- WRITTEN TASK
Return each line of the data below verbatim; pictures are to be left out.
........
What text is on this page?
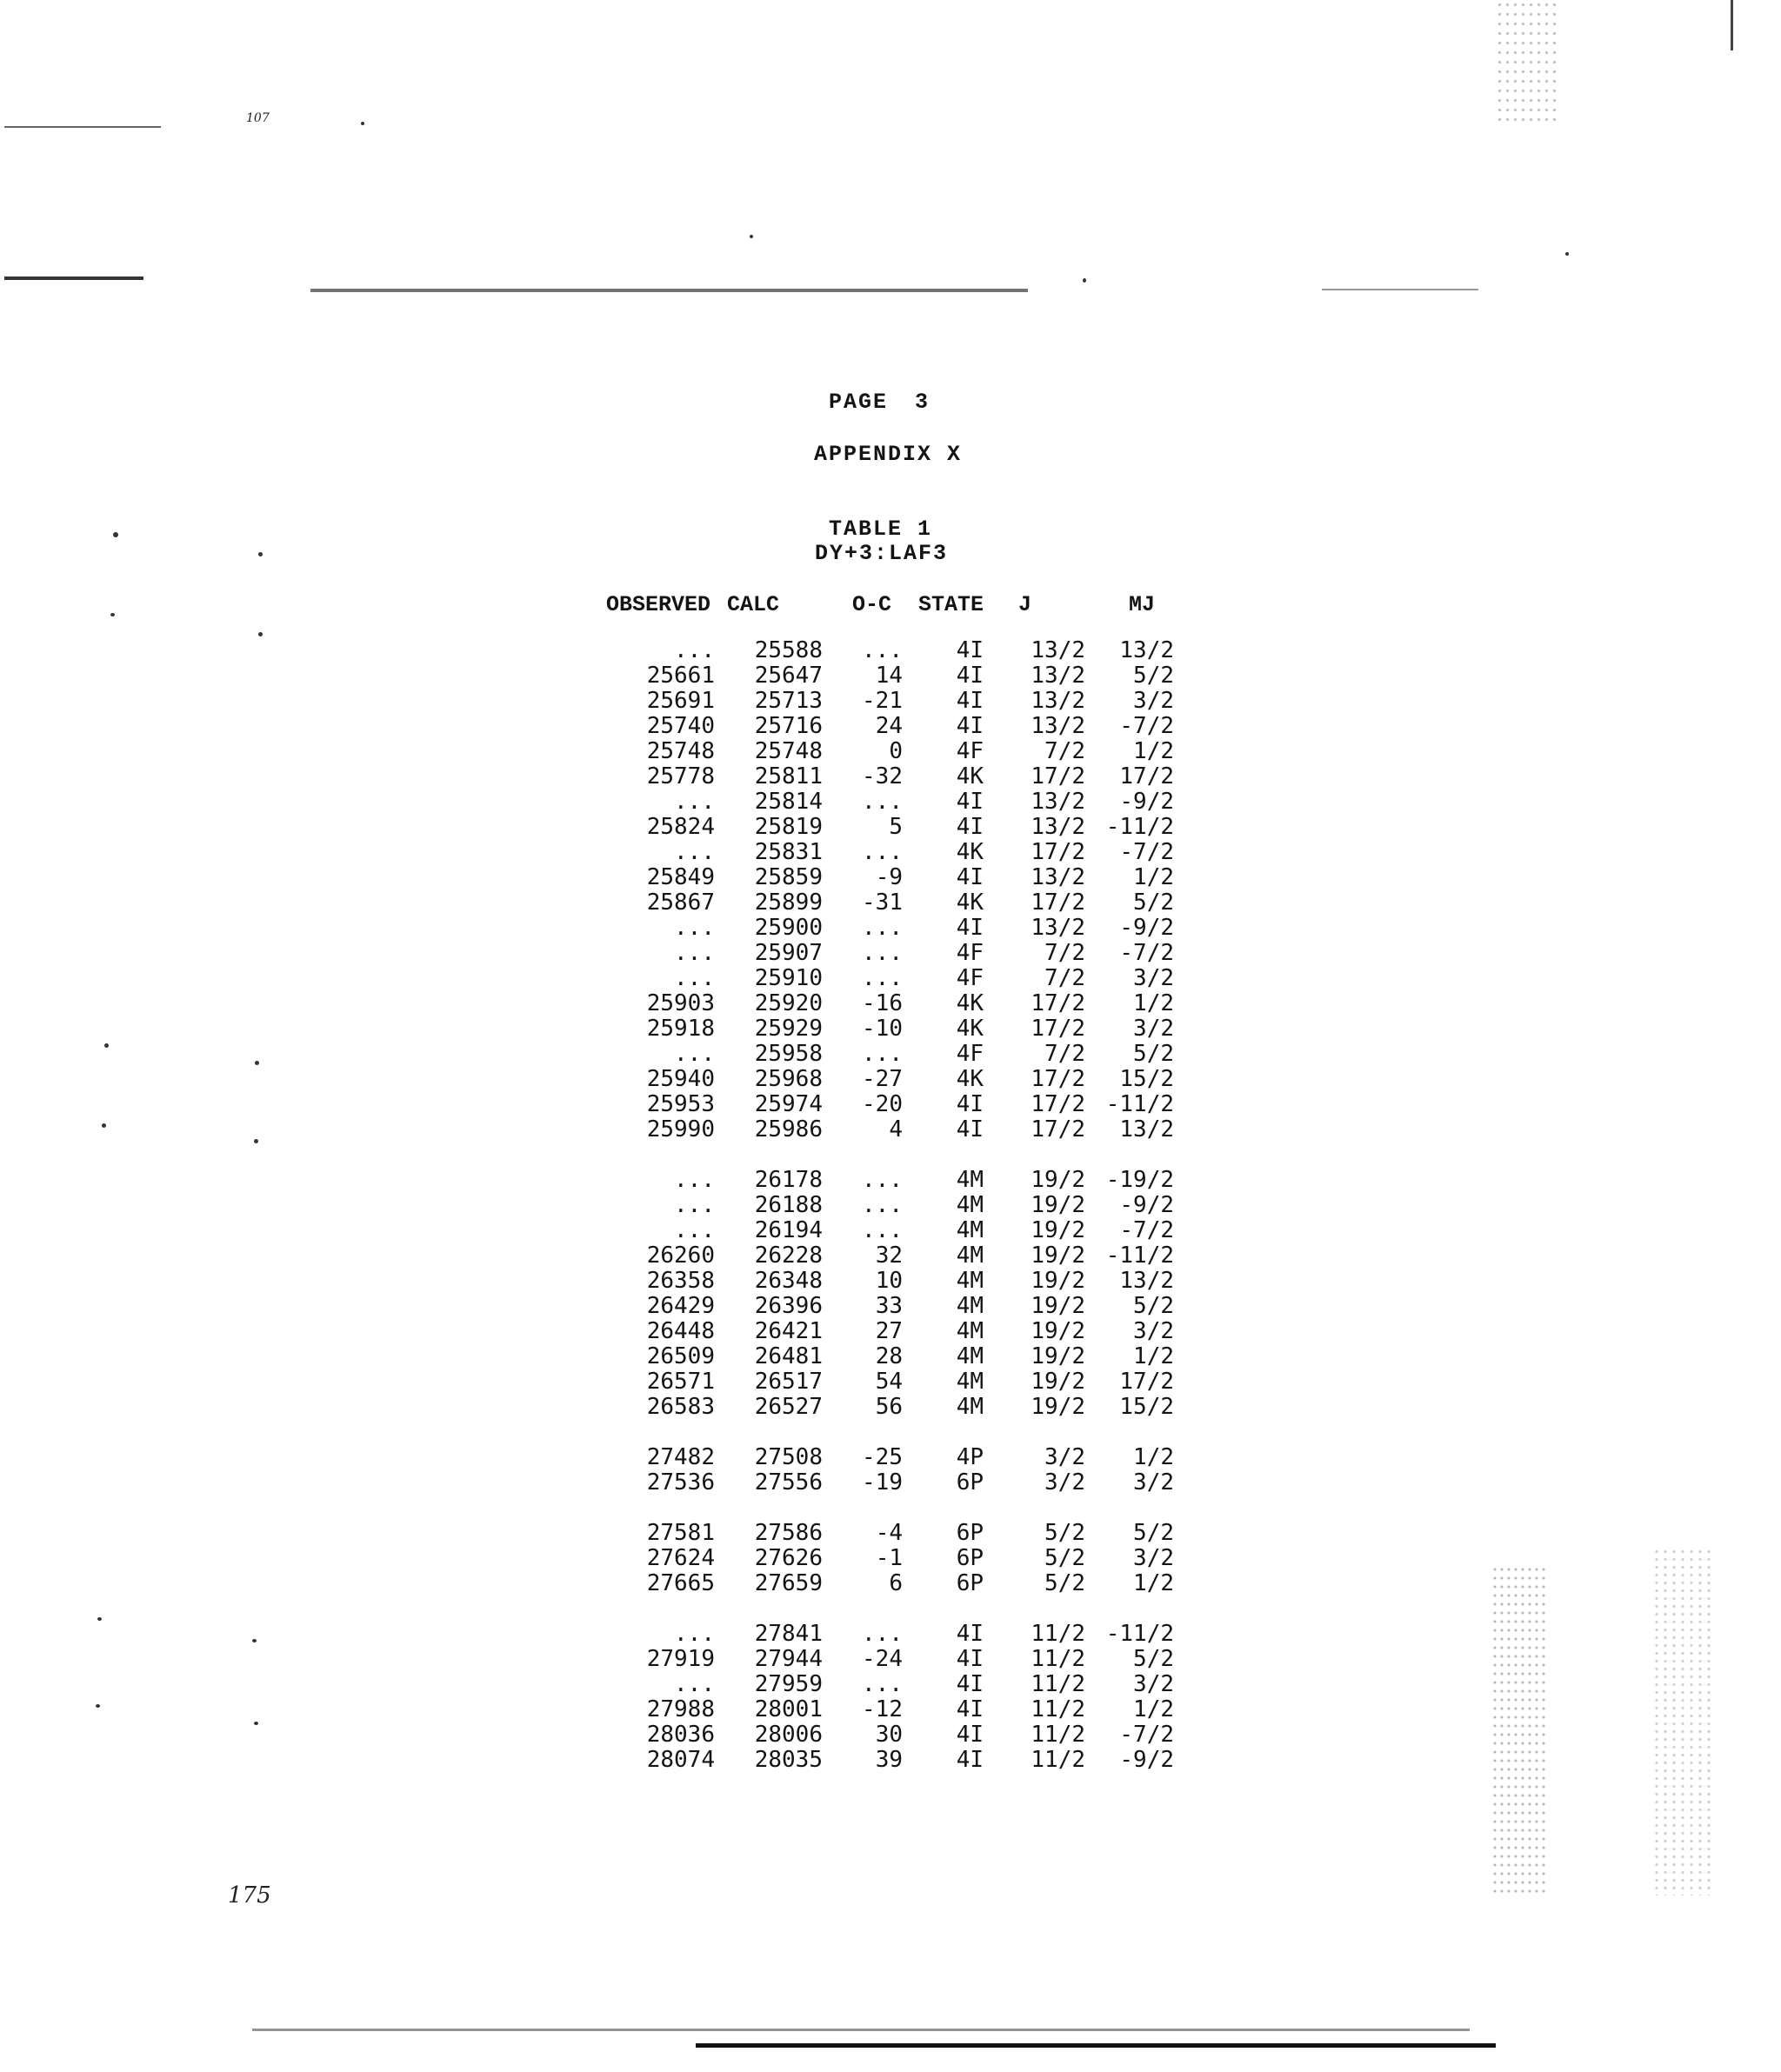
107
PAGE 3
APPENDIX X
TABLE 1
DY+3:LAF3
OBSERVED	CALC	O-C	STATE	J	MJ

...	25588	...	4I	13/2	13/2
25661	25647	14	4I	13/2	5/2
25691	25713	-21	4I	13/2	3/2
25740	25716	24	4I	13/2	-7/2
25748	25748	0	4F	7/2	1/2
25778	25811	-32	4K	17/2	17/2
...	25814	...	4I	13/2	-9/2
25824	25819	5	4I	13/2	-11/2
...	25831	...	4K	17/2	-7/2
25849	25859	-9	4I	13/2	1/2
25867	25899	-31	4K	17/2	5/2
...	25900	...	4I	13/2	-9/2
...	25907	...	4F	7/2	-7/2
...	25910	...	4F	7/2	3/2
25903	25920	-16	4K	17/2	1/2
25918	25929	-10	4K	17/2	3/2
...	25958	...	4F	7/2	5/2
25940	25968	-27	4K	17/2	15/2
25953	25974	-20	4I	17/2	-11/2
25990	25986	4	4I	17/2	13/2

...	26178	...	4M	19/2	-19/2
...	26188	...	4M	19/2	-9/2
...	26194	...	4M	19/2	-7/2
26260	26228	32	4M	19/2	-11/2
26358	26348	10	4M	19/2	13/2
26429	26396	33	4M	19/2	5/2
26448	26421	27	4M	19/2	3/2
26509	26481	28	4M	19/2	1/2
26571	26517	54	4M	19/2	17/2
26583	26527	56	4M	19/2	15/2

27482	27508	-25	4P	3/2	1/2
27536	27556	-19	6P	3/2	3/2

27581	27586	-4	6P	5/2	5/2
27624	27626	-1	6P	5/2	3/2
27665	27659	6	6P	5/2	1/2

...	27841	...	4I	11/2	-11/2
27919	27944	-24	4I	11/2	5/2
...	27959	...	4I	11/2	3/2
27988	28001	-12	4I	11/2	1/2
28036	28006	30	4I	11/2	-7/2
28074	28035	39	4I	11/2	-9/2
175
........
- FULL ANSWER
What text is on this page?
107
PAGE 3
APPENDIX X
TABLE 1
DY+3:LAF3
OBSERVED	CALC	O-C	STATE	J	MJ

...	25588	...	4I	13/2	13/2
25661	25647	14	4I	13/2	5/2
25691	25713	-21	4I	13/2	3/2
25740	25716	24	4I	13/2	-7/2
25748	25748	0	4F	7/2	1/2
25778	25811	-32	4K	17/2	17/2
...	25814	...	4I	13/2	-9/2
25824	25819	5	4I	13/2	-11/2
...	25831	...	4K	17/2	-7/2
25849	25859	-9	4I	13/2	1/2
25867	25899	-31	4K	17/2	5/2
...	25900	...	4I	13/2	-9/2
...	25907	...	4F	7/2	-7/2
...	25910	...	4F	7/2	3/2
25903	25920	-16	4K	17/2	1/2
25918	25929	-10	4K	17/2	3/2
...	25958	...	4F	7/2	5/2
25940	25968	-27	4K	17/2	15/2
25953	25974	-20	4I	17/2	-11/2
25990	25986	4	4I	17/2	13/2

...	26178	...	4M	19/2	-19/2
...	26188	...	4M	19/2	-9/2
...	26194	...	4M	19/2	-7/2
26260	26228	32	4M	19/2	-11/2
26358	26348	10	4M	19/2	13/2
26429	26396	33	4M	19/2	5/2
26448	26421	27	4M	19/2	3/2
26509	26481	28	4M	19/2	1/2
26571	26517	54	4M	19/2	17/2
26583	26527	56	4M	19/2	15/2

27482	27508	-25	4P	3/2	1/2
27536	27556	-19	6P	3/2	3/2

27581	27586	-4	6P	5/2	5/2
27624	27626	-1	6P	5/2	3/2
27665	27659	6	6P	5/2	1/2

...	27841	...	4I	11/2	-11/2
27919	27944	-24	4I	11/2	5/2
...	27959	...	4I	11/2	3/2
27988	28001	-12	4I	11/2	1/2
28036	28006	30	4I	11/2	-7/2
28074	28035	39	4I	11/2	-9/2
175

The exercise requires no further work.